Fragmento:
⟨

Será algo que se manifestará prácticamente desde sus primeros fotogramas, con esa nomenclatura de la película en unas letras insertas tomando llamas como fondo. Apenas  instantes después, el realizador insertará uno de los abundantes planos centrados en la plasmación de la sexualidad de la protagonista encuadrando sus piernas. En esos pasajes iniciales ya quedará definida esa atmósfera opresiva. Es algo que percibiremos en su sombrío tono fotográfico, en las propias características de sus personajes –los trazos que nos definen a la madame- o en los lugares que centran sus imágenes. Utilizando esa inclinación por las casualidades e inesperados giros antes señalados –la aparición de Carl- la protagonista logrará evadirse de un seguro aprisionamiento por parte de la policía, dejando una hermosa metáfora visual que preludiará el futuro de su andadura; ese barco introducido en una botella de cristal, que fundirá con la imagen del buque en el que la joven es camuflada de contrabando para ser trasladada a esa isla en la que quedará confinada el resto de su vida. Con celeridad contemplaremos el degradante contexto en el que Gilda tendrá que refugiarse, teniendo que convivir con una serie de excéntricos, mezquinos –y un tanto caricaturescos- personajes, caracterizados por sus bajos instintos, y en cuya extravagante descripción Wellman plasmará esa visión que sobre los roles de comedia extendería en títulos como NOTHING SACRED (La reina de Nueva York, 1937). Allí tendrá que sufrir su constante acoso, después de vivir esa insólita –y bellísima- ceremonia de matrimonio con Carl, en una iglesia abandonada –el cura ha muerto un mes atrás y no se sabe si llegará otro, señalará un vecino-. Será el punto de inflexión en el modo de vida llevado hasta entonces por Gilda, quien desde ese momento hará promesa de ser fiel al que desde entonces se ha convertido en el único hombre que la ha amado. El tiempo pasará y ella resistirá pese a no recibir en apariencia correspondencia y ayuda –es Bruno el que retiene sus cartas-. Wellman no cejará en mostrarnos en diversas ocasiones esos planos de Gilda despojándose de sus ropas en su pequeña habitación, e incluso en una de dichas ocasiones llegarán a tirar sus ropas en una papelera. El director llegará a insertar algunos insólitas set pièces, como la canción entonada por la camarera negra, rodada en un complejo y tenso plano secuencia.

⟩

Información proporcionada:
⟨

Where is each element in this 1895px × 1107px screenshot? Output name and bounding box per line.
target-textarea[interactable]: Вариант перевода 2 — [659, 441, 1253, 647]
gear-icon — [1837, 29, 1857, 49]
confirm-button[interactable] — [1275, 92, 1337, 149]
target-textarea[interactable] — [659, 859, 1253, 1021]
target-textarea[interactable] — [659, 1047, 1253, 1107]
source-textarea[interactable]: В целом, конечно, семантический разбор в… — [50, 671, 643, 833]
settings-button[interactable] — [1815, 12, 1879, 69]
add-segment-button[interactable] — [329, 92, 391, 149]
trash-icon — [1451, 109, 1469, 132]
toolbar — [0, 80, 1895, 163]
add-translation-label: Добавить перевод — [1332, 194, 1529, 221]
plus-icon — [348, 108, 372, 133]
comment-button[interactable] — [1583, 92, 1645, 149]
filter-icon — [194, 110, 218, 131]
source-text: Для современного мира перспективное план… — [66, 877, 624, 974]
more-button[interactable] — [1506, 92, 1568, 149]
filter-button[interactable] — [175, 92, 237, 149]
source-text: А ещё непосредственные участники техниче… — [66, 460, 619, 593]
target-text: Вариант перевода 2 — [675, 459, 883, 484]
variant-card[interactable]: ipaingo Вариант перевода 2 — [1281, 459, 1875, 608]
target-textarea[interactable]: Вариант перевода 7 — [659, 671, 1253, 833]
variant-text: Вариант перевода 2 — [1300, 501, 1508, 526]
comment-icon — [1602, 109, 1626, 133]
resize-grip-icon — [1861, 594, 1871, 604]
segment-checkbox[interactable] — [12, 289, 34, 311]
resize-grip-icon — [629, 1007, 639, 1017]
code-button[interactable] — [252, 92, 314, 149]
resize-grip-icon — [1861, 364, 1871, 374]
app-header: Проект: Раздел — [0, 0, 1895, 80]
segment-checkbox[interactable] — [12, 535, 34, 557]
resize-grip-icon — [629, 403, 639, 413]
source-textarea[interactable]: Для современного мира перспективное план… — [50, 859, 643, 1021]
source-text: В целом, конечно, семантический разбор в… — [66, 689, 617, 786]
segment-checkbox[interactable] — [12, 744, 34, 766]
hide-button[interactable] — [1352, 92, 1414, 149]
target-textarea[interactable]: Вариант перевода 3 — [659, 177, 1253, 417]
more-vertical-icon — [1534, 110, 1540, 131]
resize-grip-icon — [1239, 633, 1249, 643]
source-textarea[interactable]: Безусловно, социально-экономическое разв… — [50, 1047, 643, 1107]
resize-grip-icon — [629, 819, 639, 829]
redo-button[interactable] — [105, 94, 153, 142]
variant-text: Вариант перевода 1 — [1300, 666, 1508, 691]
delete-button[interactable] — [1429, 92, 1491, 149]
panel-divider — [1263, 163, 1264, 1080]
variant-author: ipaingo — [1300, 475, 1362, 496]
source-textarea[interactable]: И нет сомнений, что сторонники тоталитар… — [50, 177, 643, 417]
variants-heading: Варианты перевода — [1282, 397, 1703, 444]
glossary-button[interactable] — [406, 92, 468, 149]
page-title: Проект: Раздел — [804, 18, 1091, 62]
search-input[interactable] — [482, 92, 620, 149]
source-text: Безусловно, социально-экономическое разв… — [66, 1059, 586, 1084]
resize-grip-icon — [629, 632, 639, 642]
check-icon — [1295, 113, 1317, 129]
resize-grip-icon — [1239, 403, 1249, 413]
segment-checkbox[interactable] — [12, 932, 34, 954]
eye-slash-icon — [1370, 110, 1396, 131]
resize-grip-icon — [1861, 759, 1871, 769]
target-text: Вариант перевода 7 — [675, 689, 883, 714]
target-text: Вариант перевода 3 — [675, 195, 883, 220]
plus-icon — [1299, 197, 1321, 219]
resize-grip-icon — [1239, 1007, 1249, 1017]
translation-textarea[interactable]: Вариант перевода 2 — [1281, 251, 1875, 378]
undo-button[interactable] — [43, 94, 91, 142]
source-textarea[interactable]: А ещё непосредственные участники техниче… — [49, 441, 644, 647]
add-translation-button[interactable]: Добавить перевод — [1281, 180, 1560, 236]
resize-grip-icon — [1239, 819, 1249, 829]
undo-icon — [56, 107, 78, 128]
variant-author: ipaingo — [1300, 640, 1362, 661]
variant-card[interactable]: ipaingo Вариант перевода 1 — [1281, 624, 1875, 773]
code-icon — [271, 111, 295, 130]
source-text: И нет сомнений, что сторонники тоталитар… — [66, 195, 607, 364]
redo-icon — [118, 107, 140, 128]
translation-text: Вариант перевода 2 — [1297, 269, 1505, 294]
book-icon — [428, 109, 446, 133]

⟩

Tus tareas:
**A)** ¿Puedes convertir en una lista breve el párrafo del fragmento sobre la película de Wellman que comienza con «Será algo que se manifestará», conservando sus datos principales?
**B)** ¿Puedes retomar el fragmento sobre la película de Wellman y continuarlo a partir de su última oración?

Respuestas por tarea:
**A)**
- Desde los primeros fotogramas aparece el título en letras con llamas de fondo y, poco después, un plano de las piernas de la protagonista centrado en su sexualidad.
- La atmósfera opresiva queda definida desde el inicio por el tono fotográfico sombrío, los personajes (como la madame) y los lugares.
- Gracias a la aparición de Carl, la protagonista evita que la policía la apresase.
- Una metáfora visual anticipa su destino: un barco dentro de una botella se funde con el buque en el que la llevan de contrabando a la isla donde quedará confinada el resto de su vida.
- Gilda se refugia en un contexto degradante, rodeada de personajes excéntricos, mezquinos y algo caricaturescos, en los que Wellman refleja su visión de la comedia, como en NOTHING SACRED (La reina de Nueva York, 1937).
- Sufre el acoso de esos personajes tras casarse con Carl en una iglesia abandonada, cuyo cura murió un mes antes.
- La boda es un punto de inflexión: Gilda promete fidelidad a Carl, el único hombre que la ha amado.
- Resiste aunque en apariencia no recibe respuesta ni ayuda, porque Bruno retiene sus cartas.
- Wellman la muestra varias veces desvistiéndose en su habitación; en una ocasión tiran su ropa a una papelera.
- Incluye set pièces insólitas, como la canción de la camarera negra, rodada en un plano secuencia complejo y tenso.

**B)**
Sin embargo, para la protagonista la inesperada llegada de Van Saal, le permitirá comprobar con sorpresa que no lo había matado y, por ello, la posibilidad de retornar a la Nueva Orleans de la que partió. Será algo que comunicará en telegrama a Carl, sin intuir que Bruno opondrá todo aquello que su mente retorcida le proporcione, para impedir que la joven pueda enderezar su vida. Le cederá un arma con falsos argumentos, con la que matará a Van Saal cuando este intente sobrepasarse, y cuando el juicio –revestido de una especial sordidez- aparezca que va a decidirse de manera favorable a la encausada, esta finalmente se declarará culpable para no ser encerrada en la prisión del mandatario, que está decidido a acusarla de tenencia de armas –ilegal en la isla- y, con ello, someterla a sus designios.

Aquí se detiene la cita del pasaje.